Material for this task:
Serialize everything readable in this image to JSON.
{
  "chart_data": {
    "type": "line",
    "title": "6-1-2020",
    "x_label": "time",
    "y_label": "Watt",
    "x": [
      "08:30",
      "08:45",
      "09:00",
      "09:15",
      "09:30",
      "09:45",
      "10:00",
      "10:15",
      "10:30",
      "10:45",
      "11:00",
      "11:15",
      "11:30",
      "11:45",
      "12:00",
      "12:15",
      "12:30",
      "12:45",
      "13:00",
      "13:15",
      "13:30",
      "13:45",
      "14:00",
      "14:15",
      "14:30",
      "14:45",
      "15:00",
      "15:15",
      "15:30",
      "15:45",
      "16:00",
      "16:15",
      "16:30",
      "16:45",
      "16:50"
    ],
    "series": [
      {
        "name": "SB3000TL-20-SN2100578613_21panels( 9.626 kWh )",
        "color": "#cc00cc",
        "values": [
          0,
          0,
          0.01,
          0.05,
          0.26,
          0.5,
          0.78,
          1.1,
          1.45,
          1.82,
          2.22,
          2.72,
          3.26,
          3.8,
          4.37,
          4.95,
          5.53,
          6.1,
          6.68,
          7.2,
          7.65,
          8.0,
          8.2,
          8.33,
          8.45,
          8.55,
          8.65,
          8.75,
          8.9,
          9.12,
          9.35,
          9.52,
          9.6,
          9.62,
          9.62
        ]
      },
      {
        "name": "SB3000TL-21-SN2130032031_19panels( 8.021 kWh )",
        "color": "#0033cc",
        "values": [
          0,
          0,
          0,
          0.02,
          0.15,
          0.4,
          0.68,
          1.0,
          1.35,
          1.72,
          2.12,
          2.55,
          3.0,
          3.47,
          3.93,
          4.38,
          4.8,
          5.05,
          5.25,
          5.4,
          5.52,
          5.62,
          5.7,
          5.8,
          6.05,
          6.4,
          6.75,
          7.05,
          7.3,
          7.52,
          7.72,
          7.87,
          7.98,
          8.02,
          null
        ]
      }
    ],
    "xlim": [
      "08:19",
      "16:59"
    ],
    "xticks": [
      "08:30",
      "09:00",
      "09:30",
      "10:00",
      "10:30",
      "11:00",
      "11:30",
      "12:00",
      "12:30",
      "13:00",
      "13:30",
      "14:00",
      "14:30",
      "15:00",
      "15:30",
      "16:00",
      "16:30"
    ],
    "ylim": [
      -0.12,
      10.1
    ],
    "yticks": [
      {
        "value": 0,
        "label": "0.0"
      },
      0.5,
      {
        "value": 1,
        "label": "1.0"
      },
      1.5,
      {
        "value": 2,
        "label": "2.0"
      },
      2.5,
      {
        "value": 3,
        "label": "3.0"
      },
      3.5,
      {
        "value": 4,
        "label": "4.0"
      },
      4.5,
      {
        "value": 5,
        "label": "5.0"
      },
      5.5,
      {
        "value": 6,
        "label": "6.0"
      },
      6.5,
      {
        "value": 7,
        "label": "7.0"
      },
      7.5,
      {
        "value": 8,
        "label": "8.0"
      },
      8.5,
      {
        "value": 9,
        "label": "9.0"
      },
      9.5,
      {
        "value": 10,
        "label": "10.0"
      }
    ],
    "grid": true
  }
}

What is asked: Write the complete data out, exactly as above.

Complete output:
Serialize everything readable in this image to JSON.
{
  "chart_data": {
    "type": "line",
    "title": "6-1-2020",
    "x_label": "time",
    "y_label": "Watt",
    "x": [
      "08:30",
      "08:45",
      "09:00",
      "09:15",
      "09:30",
      "09:45",
      "10:00",
      "10:15",
      "10:30",
      "10:45",
      "11:00",
      "11:15",
      "11:30",
      "11:45",
      "12:00",
      "12:15",
      "12:30",
      "12:45",
      "13:00",
      "13:15",
      "13:30",
      "13:45",
      "14:00",
      "14:15",
      "14:30",
      "14:45",
      "15:00",
      "15:15",
      "15:30",
      "15:45",
      "16:00",
      "16:15",
      "16:30",
      "16:45",
      "16:50"
    ],
    "series": [
      {
        "name": "SB3000TL-20-SN2100578613_21panels( 9.626 kWh )",
        "color": "#cc00cc",
        "values": [
          0,
          0,
          0.01,
          0.05,
          0.26,
          0.5,
          0.78,
          1.1,
          1.45,
          1.82,
          2.22,
          2.72,
          3.26,
          3.8,
          4.37,
          4.95,
          5.53,
          6.1,
          6.68,
          7.2,
          7.65,
          8.0,
          8.2,
          8.33,
          8.45,
          8.55,
          8.65,
          8.75,
          8.9,
          9.12,
          9.35,
          9.52,
          9.6,
          9.62,
          9.62
        ]
      },
      {
        "name": "SB3000TL-21-SN2130032031_19panels( 8.021 kWh )",
        "color": "#0033cc",
        "values": [
          0,
          0,
          0,
          0.02,
          0.15,
          0.4,
          0.68,
          1.0,
          1.35,
          1.72,
          2.12,
          2.55,
          3.0,
          3.47,
          3.93,
          4.38,
          4.8,
          5.05,
          5.25,
          5.4,
          5.52,
          5.62,
          5.7,
          5.8,
          6.05,
          6.4,
          6.75,
          7.05,
          7.3,
          7.52,
          7.72,
          7.87,
          7.98,
          8.02,
          null
        ]
      }
    ],
    "xlim": [
      "08:19",
      "16:59"
    ],
    "xticks": [
      "08:30",
      "09:00",
      "09:30",
      "10:00",
      "10:30",
      "11:00",
      "11:30",
      "12:00",
      "12:30",
      "13:00",
      "13:30",
      "14:00",
      "14:30",
      "15:00",
      "15:30",
      "16:00",
      "16:30"
    ],
    "ylim": [
      -0.12,
      10.1
    ],
    "yticks": [
      {
        "value": 0,
        "label": "0.0"
      },
      0.5,
      {
        "value": 1,
        "label": "1.0"
      },
      1.5,
      {
        "value": 2,
        "label": "2.0"
      },
      2.5,
      {
        "value": 3,
        "label": "3.0"
      },
      3.5,
      {
        "value": 4,
        "label": "4.0"
      },
      4.5,
      {
        "value": 5,
        "label": "5.0"
      },
      5.5,
      {
        "value": 6,
        "label": "6.0"
      },
      6.5,
      {
        "value": 7,
        "label": "7.0"
      },
      7.5,
      {
        "value": 8,
        "label": "8.0"
      },
      8.5,
      {
        "value": 9,
        "label": "9.0"
      },
      9.5,
      {
        "value": 10,
        "label": "10.0"
      }
    ],
    "grid": true
  }
}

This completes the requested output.